━━━━━ RECORDS
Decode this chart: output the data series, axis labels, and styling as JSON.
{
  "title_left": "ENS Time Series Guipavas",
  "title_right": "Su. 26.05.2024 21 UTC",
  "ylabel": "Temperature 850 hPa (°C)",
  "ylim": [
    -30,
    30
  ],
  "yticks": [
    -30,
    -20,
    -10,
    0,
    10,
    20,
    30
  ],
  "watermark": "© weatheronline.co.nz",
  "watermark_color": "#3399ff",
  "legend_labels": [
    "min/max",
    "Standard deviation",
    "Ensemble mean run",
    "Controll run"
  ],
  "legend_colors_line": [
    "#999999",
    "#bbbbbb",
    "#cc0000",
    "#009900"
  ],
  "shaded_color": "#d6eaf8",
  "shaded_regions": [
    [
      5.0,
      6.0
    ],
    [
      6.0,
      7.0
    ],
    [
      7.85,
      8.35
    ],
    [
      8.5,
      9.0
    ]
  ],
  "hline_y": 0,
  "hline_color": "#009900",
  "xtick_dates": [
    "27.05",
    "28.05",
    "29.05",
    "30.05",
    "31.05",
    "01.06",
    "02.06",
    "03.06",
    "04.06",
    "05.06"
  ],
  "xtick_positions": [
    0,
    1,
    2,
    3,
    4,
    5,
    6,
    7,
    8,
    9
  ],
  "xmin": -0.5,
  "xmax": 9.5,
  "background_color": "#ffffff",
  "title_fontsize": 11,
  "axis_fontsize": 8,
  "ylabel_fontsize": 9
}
━━━━━━━━━━
_REQUIREMENTS:_
Reproduce the records above exactly.

_SOLUTION FOR THIS TASK:_
Decode this chart: output the data series, axis labels, and styling as JSON.
{
  "title_left": "ENS Time Series Guipavas",
  "title_right": "Su. 26.05.2024 21 UTC",
  "ylabel": "Temperature 850 hPa (°C)",
  "ylim": [
    -30,
    30
  ],
  "yticks": [
    -30,
    -20,
    -10,
    0,
    10,
    20,
    30
  ],
  "watermark": "© weatheronline.co.nz",
  "watermark_color": "#3399ff",
  "legend_labels": [
    "min/max",
    "Standard deviation",
    "Ensemble mean run",
    "Controll run"
  ],
  "legend_colors_line": [
    "#999999",
    "#bbbbbb",
    "#cc0000",
    "#009900"
  ],
  "shaded_color": "#d6eaf8",
  "shaded_regions": [
    [
      5.0,
      6.0
    ],
    [
      6.0,
      7.0
    ],
    [
      7.85,
      8.35
    ],
    [
      8.5,
      9.0
    ]
  ],
  "hline_y": 0,
  "hline_color": "#009900",
  "xtick_dates": [
    "27.05",
    "28.05",
    "29.05",
    "30.05",
    "31.05",
    "01.06",
    "02.06",
    "03.06",
    "04.06",
    "05.06"
  ],
  "xtick_positions": [
    0,
    1,
    2,
    3,
    4,
    5,
    6,
    7,
    8,
    9
  ],
  "xmin": -0.5,
  "xmax": 9.5,
  "background_color": "#ffffff",
  "title_fontsize": 11,
  "axis_fontsize": 8,
  "ylabel_fontsize": 9
}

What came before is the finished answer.